**What you need to do:** Only the lines holding the string "name" are needed. Copy each one.

**Data in this exercise:**
/---

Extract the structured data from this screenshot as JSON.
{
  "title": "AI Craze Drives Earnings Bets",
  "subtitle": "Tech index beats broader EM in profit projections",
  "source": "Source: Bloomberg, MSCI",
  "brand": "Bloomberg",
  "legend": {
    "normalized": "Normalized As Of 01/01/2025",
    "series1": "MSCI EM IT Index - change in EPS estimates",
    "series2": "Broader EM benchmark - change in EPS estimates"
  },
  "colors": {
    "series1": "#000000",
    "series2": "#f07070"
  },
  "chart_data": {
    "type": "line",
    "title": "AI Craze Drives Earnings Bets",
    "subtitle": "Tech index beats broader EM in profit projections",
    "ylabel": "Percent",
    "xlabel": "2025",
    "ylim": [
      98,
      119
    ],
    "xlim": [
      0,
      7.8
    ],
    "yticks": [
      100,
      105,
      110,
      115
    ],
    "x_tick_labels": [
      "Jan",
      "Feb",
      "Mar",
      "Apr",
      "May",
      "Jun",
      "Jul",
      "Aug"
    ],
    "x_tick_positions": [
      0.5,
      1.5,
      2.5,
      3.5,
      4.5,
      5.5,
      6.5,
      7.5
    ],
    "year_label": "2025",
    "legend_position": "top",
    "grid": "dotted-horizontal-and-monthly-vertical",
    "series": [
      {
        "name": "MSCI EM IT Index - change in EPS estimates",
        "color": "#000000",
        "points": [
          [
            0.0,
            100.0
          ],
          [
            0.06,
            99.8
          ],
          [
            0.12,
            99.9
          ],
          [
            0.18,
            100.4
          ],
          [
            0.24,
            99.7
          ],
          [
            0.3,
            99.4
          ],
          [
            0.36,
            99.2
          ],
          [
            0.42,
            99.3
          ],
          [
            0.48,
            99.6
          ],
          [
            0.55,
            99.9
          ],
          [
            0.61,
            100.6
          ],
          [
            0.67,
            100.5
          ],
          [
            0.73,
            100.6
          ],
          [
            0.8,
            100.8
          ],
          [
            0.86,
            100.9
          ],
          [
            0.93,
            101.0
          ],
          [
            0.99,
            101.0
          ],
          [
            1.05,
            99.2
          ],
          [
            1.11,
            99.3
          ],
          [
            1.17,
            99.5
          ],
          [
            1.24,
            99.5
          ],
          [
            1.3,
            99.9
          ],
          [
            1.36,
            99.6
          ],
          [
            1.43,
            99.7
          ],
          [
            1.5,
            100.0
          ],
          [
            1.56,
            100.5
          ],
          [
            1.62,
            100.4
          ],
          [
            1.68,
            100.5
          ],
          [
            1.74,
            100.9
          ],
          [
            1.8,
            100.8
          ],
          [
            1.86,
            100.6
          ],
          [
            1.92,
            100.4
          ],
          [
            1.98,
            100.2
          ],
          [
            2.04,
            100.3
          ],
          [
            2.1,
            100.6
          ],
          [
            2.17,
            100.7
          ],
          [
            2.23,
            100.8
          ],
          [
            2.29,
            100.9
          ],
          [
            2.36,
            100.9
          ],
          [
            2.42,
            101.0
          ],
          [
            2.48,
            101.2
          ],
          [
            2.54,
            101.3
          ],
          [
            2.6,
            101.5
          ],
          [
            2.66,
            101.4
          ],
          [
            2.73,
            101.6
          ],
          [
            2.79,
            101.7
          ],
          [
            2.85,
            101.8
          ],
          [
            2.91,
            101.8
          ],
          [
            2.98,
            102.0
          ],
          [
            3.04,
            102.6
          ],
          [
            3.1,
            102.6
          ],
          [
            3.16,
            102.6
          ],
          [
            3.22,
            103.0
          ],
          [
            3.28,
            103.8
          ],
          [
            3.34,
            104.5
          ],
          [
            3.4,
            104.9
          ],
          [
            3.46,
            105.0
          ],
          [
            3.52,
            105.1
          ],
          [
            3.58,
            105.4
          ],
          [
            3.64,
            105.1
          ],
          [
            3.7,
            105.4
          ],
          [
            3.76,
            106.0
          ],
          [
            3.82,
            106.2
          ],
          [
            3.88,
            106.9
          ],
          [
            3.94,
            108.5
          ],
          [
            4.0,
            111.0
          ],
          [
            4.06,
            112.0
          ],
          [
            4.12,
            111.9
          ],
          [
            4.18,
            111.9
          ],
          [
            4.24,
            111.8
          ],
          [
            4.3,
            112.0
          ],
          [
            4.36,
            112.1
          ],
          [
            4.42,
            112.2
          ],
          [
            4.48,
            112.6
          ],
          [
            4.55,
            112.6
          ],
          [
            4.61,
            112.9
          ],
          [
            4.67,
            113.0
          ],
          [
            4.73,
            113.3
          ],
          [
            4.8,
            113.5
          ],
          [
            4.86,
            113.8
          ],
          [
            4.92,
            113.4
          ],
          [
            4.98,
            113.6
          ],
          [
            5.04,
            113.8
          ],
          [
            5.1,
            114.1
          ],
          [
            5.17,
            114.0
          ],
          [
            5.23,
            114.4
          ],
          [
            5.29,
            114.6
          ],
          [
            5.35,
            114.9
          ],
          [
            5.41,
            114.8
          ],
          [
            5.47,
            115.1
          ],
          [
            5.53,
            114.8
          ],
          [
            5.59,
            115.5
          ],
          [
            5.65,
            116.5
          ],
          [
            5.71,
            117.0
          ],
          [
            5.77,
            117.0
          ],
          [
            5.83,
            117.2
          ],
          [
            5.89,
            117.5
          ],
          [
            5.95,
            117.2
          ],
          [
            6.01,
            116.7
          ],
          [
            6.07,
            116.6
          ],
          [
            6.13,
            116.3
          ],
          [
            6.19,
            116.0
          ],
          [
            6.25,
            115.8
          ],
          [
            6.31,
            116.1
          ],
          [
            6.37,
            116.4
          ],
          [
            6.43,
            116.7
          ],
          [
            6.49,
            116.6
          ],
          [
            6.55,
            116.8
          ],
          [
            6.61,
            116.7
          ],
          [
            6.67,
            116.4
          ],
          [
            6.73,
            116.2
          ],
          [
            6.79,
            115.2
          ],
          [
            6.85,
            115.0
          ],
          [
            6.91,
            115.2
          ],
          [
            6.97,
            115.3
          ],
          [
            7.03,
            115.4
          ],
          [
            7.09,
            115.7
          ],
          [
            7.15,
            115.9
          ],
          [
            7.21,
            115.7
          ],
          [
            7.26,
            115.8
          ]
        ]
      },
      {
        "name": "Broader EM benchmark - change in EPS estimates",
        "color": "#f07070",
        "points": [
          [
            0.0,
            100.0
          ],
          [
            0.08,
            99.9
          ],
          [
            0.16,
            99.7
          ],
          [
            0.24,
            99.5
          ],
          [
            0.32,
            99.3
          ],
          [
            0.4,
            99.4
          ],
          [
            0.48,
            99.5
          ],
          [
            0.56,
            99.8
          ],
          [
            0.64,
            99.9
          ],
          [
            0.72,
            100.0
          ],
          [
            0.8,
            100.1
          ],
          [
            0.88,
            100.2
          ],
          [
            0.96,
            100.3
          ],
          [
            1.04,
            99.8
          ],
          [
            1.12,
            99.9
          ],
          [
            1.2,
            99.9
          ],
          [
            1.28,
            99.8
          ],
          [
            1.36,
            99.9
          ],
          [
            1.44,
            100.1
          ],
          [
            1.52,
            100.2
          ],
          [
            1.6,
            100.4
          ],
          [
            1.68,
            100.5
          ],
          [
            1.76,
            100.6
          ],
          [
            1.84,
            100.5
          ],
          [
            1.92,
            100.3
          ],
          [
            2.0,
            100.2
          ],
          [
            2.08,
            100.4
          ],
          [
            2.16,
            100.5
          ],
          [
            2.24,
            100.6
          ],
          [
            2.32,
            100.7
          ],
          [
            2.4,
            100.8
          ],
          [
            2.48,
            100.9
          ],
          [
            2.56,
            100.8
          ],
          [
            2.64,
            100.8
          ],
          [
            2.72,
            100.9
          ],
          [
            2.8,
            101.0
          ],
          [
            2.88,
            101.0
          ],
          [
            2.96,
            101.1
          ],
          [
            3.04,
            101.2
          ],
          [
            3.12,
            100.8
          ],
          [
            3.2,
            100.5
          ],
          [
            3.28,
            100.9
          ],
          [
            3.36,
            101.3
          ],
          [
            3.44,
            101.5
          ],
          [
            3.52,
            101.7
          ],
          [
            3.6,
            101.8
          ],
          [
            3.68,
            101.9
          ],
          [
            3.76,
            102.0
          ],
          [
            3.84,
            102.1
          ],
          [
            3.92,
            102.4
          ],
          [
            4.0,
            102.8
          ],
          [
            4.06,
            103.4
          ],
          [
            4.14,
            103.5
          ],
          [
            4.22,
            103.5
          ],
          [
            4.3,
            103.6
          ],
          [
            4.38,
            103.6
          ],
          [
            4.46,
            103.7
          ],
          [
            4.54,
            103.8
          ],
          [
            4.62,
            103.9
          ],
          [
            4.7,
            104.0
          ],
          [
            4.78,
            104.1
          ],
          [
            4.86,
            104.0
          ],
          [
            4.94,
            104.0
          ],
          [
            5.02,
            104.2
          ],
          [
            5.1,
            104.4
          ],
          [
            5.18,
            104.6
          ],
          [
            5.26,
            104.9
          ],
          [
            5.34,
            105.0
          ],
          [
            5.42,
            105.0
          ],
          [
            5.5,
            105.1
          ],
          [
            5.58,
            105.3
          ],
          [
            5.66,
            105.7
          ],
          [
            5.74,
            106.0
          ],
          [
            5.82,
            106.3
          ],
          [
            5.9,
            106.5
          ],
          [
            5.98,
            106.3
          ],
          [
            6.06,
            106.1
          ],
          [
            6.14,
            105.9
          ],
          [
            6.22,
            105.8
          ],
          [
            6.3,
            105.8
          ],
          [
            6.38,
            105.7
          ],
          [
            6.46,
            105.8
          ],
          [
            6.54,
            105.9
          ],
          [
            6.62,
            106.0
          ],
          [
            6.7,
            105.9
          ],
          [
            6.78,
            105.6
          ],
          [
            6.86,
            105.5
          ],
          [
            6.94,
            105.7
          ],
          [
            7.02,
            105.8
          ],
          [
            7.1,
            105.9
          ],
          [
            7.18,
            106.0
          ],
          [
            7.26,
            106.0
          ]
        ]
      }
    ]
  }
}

\---

**Completed exercise:**
        "name": "MSCI EM IT Index - change in EPS estimates",
        "name": "Broader EM benchmark - change in EPS estimates",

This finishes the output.